Write out every record in full, exactly as written, please.

>>

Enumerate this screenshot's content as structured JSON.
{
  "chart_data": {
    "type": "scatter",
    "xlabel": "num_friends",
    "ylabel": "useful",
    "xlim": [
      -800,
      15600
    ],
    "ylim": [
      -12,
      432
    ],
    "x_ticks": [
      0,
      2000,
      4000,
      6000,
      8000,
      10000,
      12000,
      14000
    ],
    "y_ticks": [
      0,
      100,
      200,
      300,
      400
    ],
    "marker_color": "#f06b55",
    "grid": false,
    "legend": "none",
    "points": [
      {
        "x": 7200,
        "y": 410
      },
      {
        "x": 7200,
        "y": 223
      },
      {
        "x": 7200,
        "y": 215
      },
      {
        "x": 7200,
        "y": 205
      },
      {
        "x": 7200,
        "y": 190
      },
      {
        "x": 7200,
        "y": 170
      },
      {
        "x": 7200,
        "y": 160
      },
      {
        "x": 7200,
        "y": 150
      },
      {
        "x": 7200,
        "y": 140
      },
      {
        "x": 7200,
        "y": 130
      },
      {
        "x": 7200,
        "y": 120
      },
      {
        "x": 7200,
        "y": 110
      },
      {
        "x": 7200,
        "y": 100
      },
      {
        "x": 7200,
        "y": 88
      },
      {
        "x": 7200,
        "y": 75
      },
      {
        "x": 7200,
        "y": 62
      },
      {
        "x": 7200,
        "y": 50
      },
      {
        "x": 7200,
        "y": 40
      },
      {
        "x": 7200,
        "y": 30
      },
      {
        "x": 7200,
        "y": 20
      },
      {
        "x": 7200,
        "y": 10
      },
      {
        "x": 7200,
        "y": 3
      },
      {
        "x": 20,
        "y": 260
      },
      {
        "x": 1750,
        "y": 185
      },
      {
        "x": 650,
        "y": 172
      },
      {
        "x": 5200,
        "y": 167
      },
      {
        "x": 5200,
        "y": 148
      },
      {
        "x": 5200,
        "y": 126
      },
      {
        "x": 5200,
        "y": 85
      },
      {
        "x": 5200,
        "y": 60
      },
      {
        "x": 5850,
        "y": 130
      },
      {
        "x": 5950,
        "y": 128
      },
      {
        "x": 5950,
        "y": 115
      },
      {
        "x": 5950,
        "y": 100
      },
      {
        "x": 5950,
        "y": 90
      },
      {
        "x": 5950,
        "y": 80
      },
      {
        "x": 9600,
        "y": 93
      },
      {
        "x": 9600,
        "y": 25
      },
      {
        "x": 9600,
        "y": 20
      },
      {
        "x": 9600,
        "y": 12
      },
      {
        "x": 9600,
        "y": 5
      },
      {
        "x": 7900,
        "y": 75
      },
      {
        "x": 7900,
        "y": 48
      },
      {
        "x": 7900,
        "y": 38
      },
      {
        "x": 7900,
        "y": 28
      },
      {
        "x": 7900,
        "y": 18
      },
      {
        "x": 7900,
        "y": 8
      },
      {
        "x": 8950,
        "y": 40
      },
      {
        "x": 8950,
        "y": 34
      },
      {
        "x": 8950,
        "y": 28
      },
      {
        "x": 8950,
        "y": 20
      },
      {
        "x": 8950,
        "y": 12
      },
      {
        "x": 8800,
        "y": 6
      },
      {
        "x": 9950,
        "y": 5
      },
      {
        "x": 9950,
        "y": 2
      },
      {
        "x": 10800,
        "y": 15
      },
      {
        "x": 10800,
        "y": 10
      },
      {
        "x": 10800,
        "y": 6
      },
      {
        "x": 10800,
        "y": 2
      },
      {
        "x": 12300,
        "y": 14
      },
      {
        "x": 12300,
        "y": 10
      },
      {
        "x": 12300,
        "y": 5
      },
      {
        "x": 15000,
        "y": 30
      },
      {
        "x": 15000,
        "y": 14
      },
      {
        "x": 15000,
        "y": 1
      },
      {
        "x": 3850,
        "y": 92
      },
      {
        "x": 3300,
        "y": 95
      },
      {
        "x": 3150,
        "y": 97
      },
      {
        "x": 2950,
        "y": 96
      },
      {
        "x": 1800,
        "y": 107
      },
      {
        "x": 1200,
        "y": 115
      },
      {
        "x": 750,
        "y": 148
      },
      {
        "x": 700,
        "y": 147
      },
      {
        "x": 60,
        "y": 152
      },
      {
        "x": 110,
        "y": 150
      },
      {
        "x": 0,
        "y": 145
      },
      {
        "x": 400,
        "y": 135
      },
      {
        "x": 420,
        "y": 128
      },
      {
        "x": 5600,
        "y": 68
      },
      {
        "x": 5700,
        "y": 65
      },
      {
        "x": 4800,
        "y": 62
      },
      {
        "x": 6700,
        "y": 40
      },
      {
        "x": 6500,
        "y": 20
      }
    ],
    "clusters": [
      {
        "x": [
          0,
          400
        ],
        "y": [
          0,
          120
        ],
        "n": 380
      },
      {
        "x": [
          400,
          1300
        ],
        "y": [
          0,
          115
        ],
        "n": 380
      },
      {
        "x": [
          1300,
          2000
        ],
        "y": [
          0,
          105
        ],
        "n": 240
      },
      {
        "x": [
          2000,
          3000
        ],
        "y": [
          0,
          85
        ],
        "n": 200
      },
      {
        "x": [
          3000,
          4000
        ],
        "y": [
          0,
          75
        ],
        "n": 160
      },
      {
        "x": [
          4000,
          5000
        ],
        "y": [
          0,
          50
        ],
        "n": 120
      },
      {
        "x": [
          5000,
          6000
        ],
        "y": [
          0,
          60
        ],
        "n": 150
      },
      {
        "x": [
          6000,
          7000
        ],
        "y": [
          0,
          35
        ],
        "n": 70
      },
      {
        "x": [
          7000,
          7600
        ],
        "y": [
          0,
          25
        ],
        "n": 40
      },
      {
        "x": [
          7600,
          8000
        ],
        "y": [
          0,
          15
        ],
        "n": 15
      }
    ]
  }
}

<<

Finished task ::
Enumerate this screenshot's content as structured JSON.
{
  "chart_data": {
    "type": "scatter",
    "xlabel": "num_friends",
    "ylabel": "useful",
    "xlim": [
      -800,
      15600
    ],
    "ylim": [
      -12,
      432
    ],
    "x_ticks": [
      0,
      2000,
      4000,
      6000,
      8000,
      10000,
      12000,
      14000
    ],
    "y_ticks": [
      0,
      100,
      200,
      300,
      400
    ],
    "marker_color": "#f06b55",
    "grid": false,
    "legend": "none",
    "points": [
      {
        "x": 7200,
        "y": 410
      },
      {
        "x": 7200,
        "y": 223
      },
      {
        "x": 7200,
        "y": 215
      },
      {
        "x": 7200,
        "y": 205
      },
      {
        "x": 7200,
        "y": 190
      },
      {
        "x": 7200,
        "y": 170
      },
      {
        "x": 7200,
        "y": 160
      },
      {
        "x": 7200,
        "y": 150
      },
      {
        "x": 7200,
        "y": 140
      },
      {
        "x": 7200,
        "y": 130
      },
      {
        "x": 7200,
        "y": 120
      },
      {
        "x": 7200,
        "y": 110
      },
      {
        "x": 7200,
        "y": 100
      },
      {
        "x": 7200,
        "y": 88
      },
      {
        "x": 7200,
        "y": 75
      },
      {
        "x": 7200,
        "y": 62
      },
      {
        "x": 7200,
        "y": 50
      },
      {
        "x": 7200,
        "y": 40
      },
      {
        "x": 7200,
        "y": 30
      },
      {
        "x": 7200,
        "y": 20
      },
      {
        "x": 7200,
        "y": 10
      },
      {
        "x": 7200,
        "y": 3
      },
      {
        "x": 20,
        "y": 260
      },
      {
        "x": 1750,
        "y": 185
      },
      {
        "x": 650,
        "y": 172
      },
      {
        "x": 5200,
        "y": 167
      },
      {
        "x": 5200,
        "y": 148
      },
      {
        "x": 5200,
        "y": 126
      },
      {
        "x": 5200,
        "y": 85
      },
      {
        "x": 5200,
        "y": 60
      },
      {
        "x": 5850,
        "y": 130
      },
      {
        "x": 5950,
        "y": 128
      },
      {
        "x": 5950,
        "y": 115
      },
      {
        "x": 5950,
        "y": 100
      },
      {
        "x": 5950,
        "y": 90
      },
      {
        "x": 5950,
        "y": 80
      },
      {
        "x": 9600,
        "y": 93
      },
      {
        "x": 9600,
        "y": 25
      },
      {
        "x": 9600,
        "y": 20
      },
      {
        "x": 9600,
        "y": 12
      },
      {
        "x": 9600,
        "y": 5
      },
      {
        "x": 7900,
        "y": 75
      },
      {
        "x": 7900,
        "y": 48
      },
      {
        "x": 7900,
        "y": 38
      },
      {
        "x": 7900,
        "y": 28
      },
      {
        "x": 7900,
        "y": 18
      },
      {
        "x": 7900,
        "y": 8
      },
      {
        "x": 8950,
        "y": 40
      },
      {
        "x": 8950,
        "y": 34
      },
      {
        "x": 8950,
        "y": 28
      },
      {
        "x": 8950,
        "y": 20
      },
      {
        "x": 8950,
        "y": 12
      },
      {
        "x": 8800,
        "y": 6
      },
      {
        "x": 9950,
        "y": 5
      },
      {
        "x": 9950,
        "y": 2
      },
      {
        "x": 10800,
        "y": 15
      },
      {
        "x": 10800,
        "y": 10
      },
      {
        "x": 10800,
        "y": 6
      },
      {
        "x": 10800,
        "y": 2
      },
      {
        "x": 12300,
        "y": 14
      },
      {
        "x": 12300,
        "y": 10
      },
      {
        "x": 12300,
        "y": 5
      },
      {
        "x": 15000,
        "y": 30
      },
      {
        "x": 15000,
        "y": 14
      },
      {
        "x": 15000,
        "y": 1
      },
      {
        "x": 3850,
        "y": 92
      },
      {
        "x": 3300,
        "y": 95
      },
      {
        "x": 3150,
        "y": 97
      },
      {
        "x": 2950,
        "y": 96
      },
      {
        "x": 1800,
        "y": 107
      },
      {
        "x": 1200,
        "y": 115
      },
      {
        "x": 750,
        "y": 148
      },
      {
        "x": 700,
        "y": 147
      },
      {
        "x": 60,
        "y": 152
      },
      {
        "x": 110,
        "y": 150
      },
      {
        "x": 0,
        "y": 145
      },
      {
        "x": 400,
        "y": 135
      },
      {
        "x": 420,
        "y": 128
      },
      {
        "x": 5600,
        "y": 68
      },
      {
        "x": 5700,
        "y": 65
      },
      {
        "x": 4800,
        "y": 62
      },
      {
        "x": 6700,
        "y": 40
      },
      {
        "x": 6500,
        "y": 20
      }
    ],
    "clusters": [
      {
        "x": [
          0,
          400
        ],
        "y": [
          0,
          120
        ],
        "n": 380
      },
      {
        "x": [
          400,
          1300
        ],
        "y": [
          0,
          115
        ],
        "n": 380
      },
      {
        "x": [
          1300,
          2000
        ],
        "y": [
          0,
          105
        ],
        "n": 240
      },
      {
        "x": [
          2000,
          3000
        ],
        "y": [
          0,
          85
        ],
        "n": 200
      },
      {
        "x": [
          3000,
          4000
        ],
        "y": [
          0,
          75
        ],
        "n": 160
      },
      {
        "x": [
          4000,
          5000
        ],
        "y": [
          0,
          50
        ],
        "n": 120
      },
      {
        "x": [
          5000,
          6000
        ],
        "y": [
          0,
          60
        ],
        "n": 150
      },
      {
        "x": [
          6000,
          7000
        ],
        "y": [
          0,
          35
        ],
        "n": 70
      },
      {
        "x": [
          7000,
          7600
        ],
        "y": [
          0,
          25
        ],
        "n": 40
      },
      {
        "x": [
          7600,
          8000
        ],
        "y": [
          0,
          15
        ],
        "n": 15
      }
    ]
  }
}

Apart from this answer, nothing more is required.